» **Listed records**

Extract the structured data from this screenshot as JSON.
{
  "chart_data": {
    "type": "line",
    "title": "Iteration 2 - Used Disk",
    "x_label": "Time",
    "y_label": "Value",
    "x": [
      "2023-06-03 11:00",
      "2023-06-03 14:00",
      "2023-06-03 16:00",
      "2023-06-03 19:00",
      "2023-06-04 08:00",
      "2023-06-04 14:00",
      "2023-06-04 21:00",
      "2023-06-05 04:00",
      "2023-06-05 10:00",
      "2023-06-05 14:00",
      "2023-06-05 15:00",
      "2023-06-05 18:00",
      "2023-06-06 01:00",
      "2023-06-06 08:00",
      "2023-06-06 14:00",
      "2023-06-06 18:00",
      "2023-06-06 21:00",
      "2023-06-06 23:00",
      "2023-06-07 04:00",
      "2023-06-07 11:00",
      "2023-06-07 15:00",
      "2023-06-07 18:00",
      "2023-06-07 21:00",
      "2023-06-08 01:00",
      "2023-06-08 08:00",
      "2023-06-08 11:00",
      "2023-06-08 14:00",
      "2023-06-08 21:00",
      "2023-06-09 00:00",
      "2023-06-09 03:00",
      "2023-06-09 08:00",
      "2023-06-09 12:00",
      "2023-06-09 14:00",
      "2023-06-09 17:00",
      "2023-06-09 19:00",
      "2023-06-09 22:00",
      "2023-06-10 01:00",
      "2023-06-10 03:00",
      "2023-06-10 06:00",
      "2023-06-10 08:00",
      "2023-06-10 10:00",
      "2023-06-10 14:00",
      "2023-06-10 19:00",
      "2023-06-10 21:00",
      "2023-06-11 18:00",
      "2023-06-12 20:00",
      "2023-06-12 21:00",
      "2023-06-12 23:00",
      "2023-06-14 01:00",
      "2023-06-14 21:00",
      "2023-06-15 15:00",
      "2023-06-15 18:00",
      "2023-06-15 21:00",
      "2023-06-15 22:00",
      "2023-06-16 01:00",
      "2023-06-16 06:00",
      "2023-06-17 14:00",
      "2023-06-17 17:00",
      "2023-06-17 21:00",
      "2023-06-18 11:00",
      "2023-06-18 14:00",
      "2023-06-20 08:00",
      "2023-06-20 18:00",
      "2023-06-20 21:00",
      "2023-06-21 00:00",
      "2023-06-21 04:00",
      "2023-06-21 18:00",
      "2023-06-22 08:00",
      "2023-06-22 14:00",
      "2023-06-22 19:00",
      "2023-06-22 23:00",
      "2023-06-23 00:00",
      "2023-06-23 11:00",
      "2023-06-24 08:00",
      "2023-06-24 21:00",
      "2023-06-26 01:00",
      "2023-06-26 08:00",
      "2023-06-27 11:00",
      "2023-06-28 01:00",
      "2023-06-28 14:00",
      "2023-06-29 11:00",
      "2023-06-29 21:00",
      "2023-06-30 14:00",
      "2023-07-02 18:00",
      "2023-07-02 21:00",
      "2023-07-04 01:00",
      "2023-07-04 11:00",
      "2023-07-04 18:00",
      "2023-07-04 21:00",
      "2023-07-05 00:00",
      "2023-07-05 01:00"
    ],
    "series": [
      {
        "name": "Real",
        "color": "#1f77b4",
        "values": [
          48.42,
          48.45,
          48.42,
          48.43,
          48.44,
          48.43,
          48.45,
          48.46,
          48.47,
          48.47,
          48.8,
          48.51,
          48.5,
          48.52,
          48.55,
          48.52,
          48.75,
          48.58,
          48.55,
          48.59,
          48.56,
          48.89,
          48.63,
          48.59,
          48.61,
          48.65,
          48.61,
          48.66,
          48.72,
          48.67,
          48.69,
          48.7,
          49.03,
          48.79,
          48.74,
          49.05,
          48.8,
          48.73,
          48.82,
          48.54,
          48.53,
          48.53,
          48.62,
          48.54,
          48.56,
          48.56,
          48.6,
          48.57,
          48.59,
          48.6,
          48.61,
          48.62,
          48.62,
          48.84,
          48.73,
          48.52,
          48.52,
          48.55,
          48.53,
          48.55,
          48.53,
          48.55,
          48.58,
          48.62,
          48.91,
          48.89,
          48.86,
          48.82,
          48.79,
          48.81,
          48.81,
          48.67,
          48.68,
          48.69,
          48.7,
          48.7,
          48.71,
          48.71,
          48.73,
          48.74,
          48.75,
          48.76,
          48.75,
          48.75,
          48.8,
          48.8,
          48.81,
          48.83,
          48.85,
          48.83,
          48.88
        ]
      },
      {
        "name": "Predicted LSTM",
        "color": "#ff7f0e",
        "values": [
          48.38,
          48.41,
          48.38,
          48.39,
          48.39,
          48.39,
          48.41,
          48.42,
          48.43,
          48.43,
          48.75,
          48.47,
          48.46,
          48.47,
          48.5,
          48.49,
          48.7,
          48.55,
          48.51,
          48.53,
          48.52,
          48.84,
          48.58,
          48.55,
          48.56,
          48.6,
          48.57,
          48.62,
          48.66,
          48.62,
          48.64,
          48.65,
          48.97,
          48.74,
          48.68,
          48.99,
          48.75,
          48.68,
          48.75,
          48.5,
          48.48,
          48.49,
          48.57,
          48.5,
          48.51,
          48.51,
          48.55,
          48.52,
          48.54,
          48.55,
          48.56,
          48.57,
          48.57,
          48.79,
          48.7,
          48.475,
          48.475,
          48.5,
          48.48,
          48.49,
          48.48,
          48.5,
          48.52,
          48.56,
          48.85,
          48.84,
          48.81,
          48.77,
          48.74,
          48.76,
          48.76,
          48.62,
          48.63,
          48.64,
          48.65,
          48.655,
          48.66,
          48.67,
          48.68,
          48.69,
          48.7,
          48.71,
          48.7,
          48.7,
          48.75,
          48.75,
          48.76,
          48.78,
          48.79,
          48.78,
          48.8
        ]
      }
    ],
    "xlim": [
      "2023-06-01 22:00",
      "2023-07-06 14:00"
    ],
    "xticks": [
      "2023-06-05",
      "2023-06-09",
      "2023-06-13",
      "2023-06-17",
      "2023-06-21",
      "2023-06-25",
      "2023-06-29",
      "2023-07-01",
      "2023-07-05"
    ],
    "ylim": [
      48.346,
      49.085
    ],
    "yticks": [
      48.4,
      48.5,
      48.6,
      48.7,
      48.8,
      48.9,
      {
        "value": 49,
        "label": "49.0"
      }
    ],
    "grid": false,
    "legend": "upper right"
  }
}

» **Set problem**
Nothing should be changed: write out all of the data as is.

» **Answer below**
Extract the structured data from this screenshot as JSON.
{
  "chart_data": {
    "type": "line",
    "title": "Iteration 2 - Used Disk",
    "x_label": "Time",
    "y_label": "Value",
    "x": [
      "2023-06-03 11:00",
      "2023-06-03 14:00",
      "2023-06-03 16:00",
      "2023-06-03 19:00",
      "2023-06-04 08:00",
      "2023-06-04 14:00",
      "2023-06-04 21:00",
      "2023-06-05 04:00",
      "2023-06-05 10:00",
      "2023-06-05 14:00",
      "2023-06-05 15:00",
      "2023-06-05 18:00",
      "2023-06-06 01:00",
      "2023-06-06 08:00",
      "2023-06-06 14:00",
      "2023-06-06 18:00",
      "2023-06-06 21:00",
      "2023-06-06 23:00",
      "2023-06-07 04:00",
      "2023-06-07 11:00",
      "2023-06-07 15:00",
      "2023-06-07 18:00",
      "2023-06-07 21:00",
      "2023-06-08 01:00",
      "2023-06-08 08:00",
      "2023-06-08 11:00",
      "2023-06-08 14:00",
      "2023-06-08 21:00",
      "2023-06-09 00:00",
      "2023-06-09 03:00",
      "2023-06-09 08:00",
      "2023-06-09 12:00",
      "2023-06-09 14:00",
      "2023-06-09 17:00",
      "2023-06-09 19:00",
      "2023-06-09 22:00",
      "2023-06-10 01:00",
      "2023-06-10 03:00",
      "2023-06-10 06:00",
      "2023-06-10 08:00",
      "2023-06-10 10:00",
      "2023-06-10 14:00",
      "2023-06-10 19:00",
      "2023-06-10 21:00",
      "2023-06-11 18:00",
      "2023-06-12 20:00",
      "2023-06-12 21:00",
      "2023-06-12 23:00",
      "2023-06-14 01:00",
      "2023-06-14 21:00",
      "2023-06-15 15:00",
      "2023-06-15 18:00",
      "2023-06-15 21:00",
      "2023-06-15 22:00",
      "2023-06-16 01:00",
      "2023-06-16 06:00",
      "2023-06-17 14:00",
      "2023-06-17 17:00",
      "2023-06-17 21:00",
      "2023-06-18 11:00",
      "2023-06-18 14:00",
      "2023-06-20 08:00",
      "2023-06-20 18:00",
      "2023-06-20 21:00",
      "2023-06-21 00:00",
      "2023-06-21 04:00",
      "2023-06-21 18:00",
      "2023-06-22 08:00",
      "2023-06-22 14:00",
      "2023-06-22 19:00",
      "2023-06-22 23:00",
      "2023-06-23 00:00",
      "2023-06-23 11:00",
      "2023-06-24 08:00",
      "2023-06-24 21:00",
      "2023-06-26 01:00",
      "2023-06-26 08:00",
      "2023-06-27 11:00",
      "2023-06-28 01:00",
      "2023-06-28 14:00",
      "2023-06-29 11:00",
      "2023-06-29 21:00",
      "2023-06-30 14:00",
      "2023-07-02 18:00",
      "2023-07-02 21:00",
      "2023-07-04 01:00",
      "2023-07-04 11:00",
      "2023-07-04 18:00",
      "2023-07-04 21:00",
      "2023-07-05 00:00",
      "2023-07-05 01:00"
    ],
    "series": [
      {
        "name": "Real",
        "color": "#1f77b4",
        "values": [
          48.42,
          48.45,
          48.42,
          48.43,
          48.44,
          48.43,
          48.45,
          48.46,
          48.47,
          48.47,
          48.8,
          48.51,
          48.5,
          48.52,
          48.55,
          48.52,
          48.75,
          48.58,
          48.55,
          48.59,
          48.56,
          48.89,
          48.63,
          48.59,
          48.61,
          48.65,
          48.61,
          48.66,
          48.72,
          48.67,
          48.69,
          48.7,
          49.03,
          48.79,
          48.74,
          49.05,
          48.8,
          48.73,
          48.82,
          48.54,
          48.53,
          48.53,
          48.62,
          48.54,
          48.56,
          48.56,
          48.6,
          48.57,
          48.59,
          48.6,
          48.61,
          48.62,
          48.62,
          48.84,
          48.73,
          48.52,
          48.52,
          48.55,
          48.53,
          48.55,
          48.53,
          48.55,
          48.58,
          48.62,
          48.91,
          48.89,
          48.86,
          48.82,
          48.79,
          48.81,
          48.81,
          48.67,
          48.68,
          48.69,
          48.7,
          48.7,
          48.71,
          48.71,
          48.73,
          48.74,
          48.75,
          48.76,
          48.75,
          48.75,
          48.8,
          48.8,
          48.81,
          48.83,
          48.85,
          48.83,
          48.88
        ]
      },
      {
        "name": "Predicted LSTM",
        "color": "#ff7f0e",
        "values": [
          48.38,
          48.41,
          48.38,
          48.39,
          48.39,
          48.39,
          48.41,
          48.42,
          48.43,
          48.43,
          48.75,
          48.47,
          48.46,
          48.47,
          48.5,
          48.49,
          48.7,
          48.55,
          48.51,
          48.53,
          48.52,
          48.84,
          48.58,
          48.55,
          48.56,
          48.6,
          48.57,
          48.62,
          48.66,
          48.62,
          48.64,
          48.65,
          48.97,
          48.74,
          48.68,
          48.99,
          48.75,
          48.68,
          48.75,
          48.5,
          48.48,
          48.49,
          48.57,
          48.5,
          48.51,
          48.51,
          48.55,
          48.52,
          48.54,
          48.55,
          48.56,
          48.57,
          48.57,
          48.79,
          48.7,
          48.475,
          48.475,
          48.5,
          48.48,
          48.49,
          48.48,
          48.5,
          48.52,
          48.56,
          48.85,
          48.84,
          48.81,
          48.77,
          48.74,
          48.76,
          48.76,
          48.62,
          48.63,
          48.64,
          48.65,
          48.655,
          48.66,
          48.67,
          48.68,
          48.69,
          48.7,
          48.71,
          48.7,
          48.7,
          48.75,
          48.75,
          48.76,
          48.78,
          48.79,
          48.78,
          48.8
        ]
      }
    ],
    "xlim": [
      "2023-06-01 22:00",
      "2023-07-06 14:00"
    ],
    "xticks": [
      "2023-06-05",
      "2023-06-09",
      "2023-06-13",
      "2023-06-17",
      "2023-06-21",
      "2023-06-25",
      "2023-06-29",
      "2023-07-01",
      "2023-07-05"
    ],
    "ylim": [
      48.346,
      49.085
    ],
    "yticks": [
      48.4,
      48.5,
      48.6,
      48.7,
      48.8,
      48.9,
      {
        "value": 49,
        "label": "49.0"
      }
    ],
    "grid": false,
    "legend": "upper right"
  }
}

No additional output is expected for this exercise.